• [Requirement]
Locate each line holding the string "Sulfonates" and copy it.

(Dataset items)

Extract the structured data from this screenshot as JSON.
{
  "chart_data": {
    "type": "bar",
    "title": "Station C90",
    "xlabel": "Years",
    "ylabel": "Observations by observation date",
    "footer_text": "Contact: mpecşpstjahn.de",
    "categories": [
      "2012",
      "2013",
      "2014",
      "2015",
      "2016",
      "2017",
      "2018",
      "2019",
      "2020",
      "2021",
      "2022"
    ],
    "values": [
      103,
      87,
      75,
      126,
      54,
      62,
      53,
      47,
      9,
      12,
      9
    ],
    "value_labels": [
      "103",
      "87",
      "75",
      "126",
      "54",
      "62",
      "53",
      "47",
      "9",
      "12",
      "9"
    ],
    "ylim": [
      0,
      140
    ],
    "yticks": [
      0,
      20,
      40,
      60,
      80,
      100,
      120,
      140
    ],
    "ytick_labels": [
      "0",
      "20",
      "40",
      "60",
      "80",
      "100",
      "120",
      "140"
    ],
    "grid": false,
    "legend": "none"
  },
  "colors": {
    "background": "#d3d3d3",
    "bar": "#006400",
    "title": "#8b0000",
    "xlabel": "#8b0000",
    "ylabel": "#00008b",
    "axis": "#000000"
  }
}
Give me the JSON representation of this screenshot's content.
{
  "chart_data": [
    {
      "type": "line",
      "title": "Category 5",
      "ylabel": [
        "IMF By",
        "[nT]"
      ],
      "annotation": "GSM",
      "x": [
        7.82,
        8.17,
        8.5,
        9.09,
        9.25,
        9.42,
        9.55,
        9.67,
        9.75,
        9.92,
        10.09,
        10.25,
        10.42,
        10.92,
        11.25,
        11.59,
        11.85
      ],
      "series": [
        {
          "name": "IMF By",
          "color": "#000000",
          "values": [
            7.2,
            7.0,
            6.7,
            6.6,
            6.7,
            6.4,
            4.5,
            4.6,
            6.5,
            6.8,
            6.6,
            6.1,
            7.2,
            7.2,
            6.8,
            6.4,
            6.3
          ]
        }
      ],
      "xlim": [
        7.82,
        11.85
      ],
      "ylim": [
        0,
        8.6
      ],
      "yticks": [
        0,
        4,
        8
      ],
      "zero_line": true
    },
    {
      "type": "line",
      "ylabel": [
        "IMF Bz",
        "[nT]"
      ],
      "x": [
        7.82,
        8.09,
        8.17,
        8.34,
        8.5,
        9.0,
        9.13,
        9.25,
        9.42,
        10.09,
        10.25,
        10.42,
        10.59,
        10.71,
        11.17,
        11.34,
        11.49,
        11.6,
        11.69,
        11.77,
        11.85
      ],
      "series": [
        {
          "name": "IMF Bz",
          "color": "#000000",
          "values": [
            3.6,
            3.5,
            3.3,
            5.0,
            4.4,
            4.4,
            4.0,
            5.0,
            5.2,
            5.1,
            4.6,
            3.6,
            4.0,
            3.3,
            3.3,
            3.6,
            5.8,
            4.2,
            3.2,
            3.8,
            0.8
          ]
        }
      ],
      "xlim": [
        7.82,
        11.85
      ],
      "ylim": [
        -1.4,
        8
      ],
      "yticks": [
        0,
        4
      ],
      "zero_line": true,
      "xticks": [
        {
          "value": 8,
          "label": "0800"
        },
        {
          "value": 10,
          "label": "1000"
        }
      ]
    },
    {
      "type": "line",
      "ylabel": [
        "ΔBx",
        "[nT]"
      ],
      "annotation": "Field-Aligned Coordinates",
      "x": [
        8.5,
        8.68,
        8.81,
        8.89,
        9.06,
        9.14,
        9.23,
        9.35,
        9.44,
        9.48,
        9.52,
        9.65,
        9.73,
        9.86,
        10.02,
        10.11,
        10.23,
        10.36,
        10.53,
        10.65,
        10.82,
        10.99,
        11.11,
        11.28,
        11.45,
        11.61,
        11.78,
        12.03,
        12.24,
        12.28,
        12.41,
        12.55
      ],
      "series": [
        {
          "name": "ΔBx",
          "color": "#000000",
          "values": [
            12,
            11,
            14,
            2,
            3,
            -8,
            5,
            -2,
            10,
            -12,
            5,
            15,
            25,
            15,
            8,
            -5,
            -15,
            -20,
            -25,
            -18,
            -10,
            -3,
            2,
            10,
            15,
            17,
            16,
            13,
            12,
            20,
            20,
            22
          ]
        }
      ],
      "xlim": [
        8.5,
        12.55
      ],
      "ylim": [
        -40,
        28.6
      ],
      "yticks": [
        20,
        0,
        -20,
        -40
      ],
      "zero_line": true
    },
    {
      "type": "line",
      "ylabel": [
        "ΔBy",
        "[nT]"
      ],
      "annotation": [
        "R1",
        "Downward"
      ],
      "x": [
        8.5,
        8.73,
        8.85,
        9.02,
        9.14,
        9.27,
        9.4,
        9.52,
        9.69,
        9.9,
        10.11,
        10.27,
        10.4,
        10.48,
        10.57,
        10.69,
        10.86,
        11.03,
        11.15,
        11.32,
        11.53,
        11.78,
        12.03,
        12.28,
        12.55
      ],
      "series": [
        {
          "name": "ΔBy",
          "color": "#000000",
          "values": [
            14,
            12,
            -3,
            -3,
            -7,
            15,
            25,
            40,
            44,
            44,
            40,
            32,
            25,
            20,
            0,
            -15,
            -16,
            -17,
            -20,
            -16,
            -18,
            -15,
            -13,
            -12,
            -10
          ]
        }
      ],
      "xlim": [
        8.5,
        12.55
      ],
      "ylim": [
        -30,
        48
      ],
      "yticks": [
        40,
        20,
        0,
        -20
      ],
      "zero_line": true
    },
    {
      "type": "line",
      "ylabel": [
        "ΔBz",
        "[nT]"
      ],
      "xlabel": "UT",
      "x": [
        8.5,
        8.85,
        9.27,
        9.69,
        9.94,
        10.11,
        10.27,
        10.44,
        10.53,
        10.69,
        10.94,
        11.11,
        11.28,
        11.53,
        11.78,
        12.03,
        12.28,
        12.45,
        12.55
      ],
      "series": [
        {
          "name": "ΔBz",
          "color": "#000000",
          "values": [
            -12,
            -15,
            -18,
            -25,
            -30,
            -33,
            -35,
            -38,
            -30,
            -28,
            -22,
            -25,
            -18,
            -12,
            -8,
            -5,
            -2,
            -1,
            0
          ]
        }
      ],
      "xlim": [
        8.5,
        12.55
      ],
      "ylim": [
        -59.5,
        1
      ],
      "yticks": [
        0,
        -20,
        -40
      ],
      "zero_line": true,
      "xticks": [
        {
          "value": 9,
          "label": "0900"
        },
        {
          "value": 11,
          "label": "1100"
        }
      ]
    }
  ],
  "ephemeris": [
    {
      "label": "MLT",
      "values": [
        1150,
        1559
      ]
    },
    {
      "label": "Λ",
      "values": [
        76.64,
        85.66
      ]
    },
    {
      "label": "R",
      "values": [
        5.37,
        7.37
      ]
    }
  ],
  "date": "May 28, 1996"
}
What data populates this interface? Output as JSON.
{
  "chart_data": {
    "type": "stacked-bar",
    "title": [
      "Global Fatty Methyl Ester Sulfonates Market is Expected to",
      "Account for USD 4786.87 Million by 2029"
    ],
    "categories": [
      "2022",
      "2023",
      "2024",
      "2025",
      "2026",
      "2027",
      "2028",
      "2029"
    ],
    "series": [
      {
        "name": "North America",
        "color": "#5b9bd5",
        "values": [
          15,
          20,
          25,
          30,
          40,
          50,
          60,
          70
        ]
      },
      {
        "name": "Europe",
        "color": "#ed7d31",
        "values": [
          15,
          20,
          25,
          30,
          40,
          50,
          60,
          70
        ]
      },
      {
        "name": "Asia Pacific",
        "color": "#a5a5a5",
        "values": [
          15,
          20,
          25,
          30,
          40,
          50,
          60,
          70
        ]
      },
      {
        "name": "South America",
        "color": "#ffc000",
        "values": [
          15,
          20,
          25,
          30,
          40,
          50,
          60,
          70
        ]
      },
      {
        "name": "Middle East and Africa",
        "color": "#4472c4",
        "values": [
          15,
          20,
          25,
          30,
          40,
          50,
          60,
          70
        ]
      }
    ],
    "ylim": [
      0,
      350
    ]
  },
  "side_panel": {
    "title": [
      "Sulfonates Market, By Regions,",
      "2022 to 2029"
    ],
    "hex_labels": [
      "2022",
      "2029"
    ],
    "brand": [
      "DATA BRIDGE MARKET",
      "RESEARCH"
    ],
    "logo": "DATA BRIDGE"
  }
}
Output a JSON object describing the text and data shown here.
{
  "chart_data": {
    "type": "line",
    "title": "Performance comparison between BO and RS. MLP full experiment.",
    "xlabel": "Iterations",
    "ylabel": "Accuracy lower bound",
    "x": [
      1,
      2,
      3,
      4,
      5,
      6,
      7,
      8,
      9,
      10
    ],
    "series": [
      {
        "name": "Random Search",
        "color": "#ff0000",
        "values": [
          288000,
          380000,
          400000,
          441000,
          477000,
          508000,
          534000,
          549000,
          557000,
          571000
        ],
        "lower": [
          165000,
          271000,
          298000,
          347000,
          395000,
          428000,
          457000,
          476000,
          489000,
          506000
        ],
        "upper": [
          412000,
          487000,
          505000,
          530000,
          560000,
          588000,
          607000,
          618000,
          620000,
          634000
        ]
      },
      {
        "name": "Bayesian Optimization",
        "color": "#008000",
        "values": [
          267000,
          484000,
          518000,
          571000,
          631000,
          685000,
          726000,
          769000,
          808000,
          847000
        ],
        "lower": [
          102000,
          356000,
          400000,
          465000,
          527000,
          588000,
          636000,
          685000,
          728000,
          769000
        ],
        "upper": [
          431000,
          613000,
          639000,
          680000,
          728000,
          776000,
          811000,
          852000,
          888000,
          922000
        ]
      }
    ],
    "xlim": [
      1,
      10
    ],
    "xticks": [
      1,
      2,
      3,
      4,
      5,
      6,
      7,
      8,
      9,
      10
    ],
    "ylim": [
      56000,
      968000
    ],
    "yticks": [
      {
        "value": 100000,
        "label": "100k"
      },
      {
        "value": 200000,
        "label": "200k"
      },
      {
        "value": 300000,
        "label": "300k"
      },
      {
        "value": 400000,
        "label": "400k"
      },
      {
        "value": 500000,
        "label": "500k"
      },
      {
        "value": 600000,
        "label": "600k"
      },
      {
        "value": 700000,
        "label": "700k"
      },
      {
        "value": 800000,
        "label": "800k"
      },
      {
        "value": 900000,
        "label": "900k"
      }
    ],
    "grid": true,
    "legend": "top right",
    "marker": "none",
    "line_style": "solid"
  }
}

• [Written response]
      "Global Fatty Methyl Ester Sulfonates Market is Expected to",
      "Sulfonates Market, By Regions,",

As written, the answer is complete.